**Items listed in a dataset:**
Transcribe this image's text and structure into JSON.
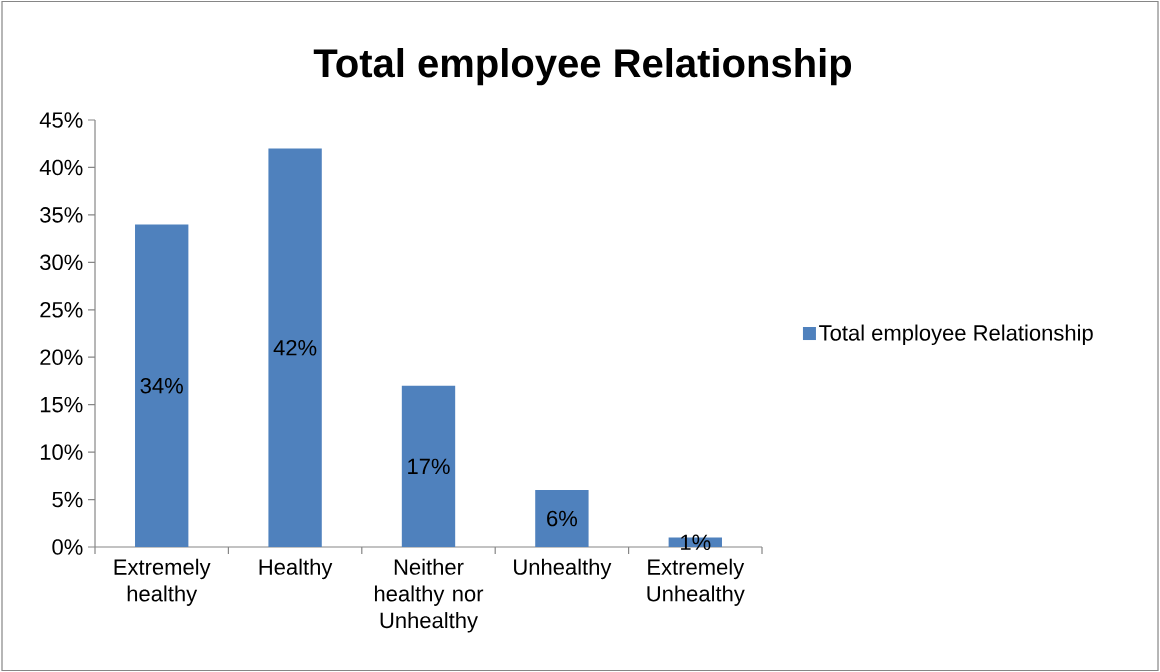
{
  "chart_data": {
    "type": "bar",
    "title": "Total employee Relationship",
    "categories": [
      "Extremely healthy",
      "Healthy",
      "Neither healthy nor Unhealthy",
      "Unhealthy",
      "Extremely Unhealthy"
    ],
    "series": [
      {
        "name": "Total employee Relationship",
        "color": "#4f81bd",
        "values": [
          34,
          42,
          17,
          6,
          1
        ],
        "value_labels": [
          "34%",
          "42%",
          "17%",
          "6%",
          "1%"
        ]
      }
    ],
    "ylim": [
      0,
      45
    ],
    "yticks": [
      {
        "value": 0,
        "label": "0%"
      },
      {
        "value": 5,
        "label": "5%"
      },
      {
        "value": 10,
        "label": "10%"
      },
      {
        "value": 15,
        "label": "15%"
      },
      {
        "value": 20,
        "label": "20%"
      },
      {
        "value": 25,
        "label": "25%"
      },
      {
        "value": 30,
        "label": "30%"
      },
      {
        "value": 35,
        "label": "35%"
      },
      {
        "value": 40,
        "label": "40%"
      },
      {
        "value": 45,
        "label": "45%"
      }
    ],
    "legend": "right"
  }
}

**Objective:**
Copy every single line of the material above that holds "employee".

**Response below:**
    "title": "Total employee Relationship",
        "name": "Total employee Relationship",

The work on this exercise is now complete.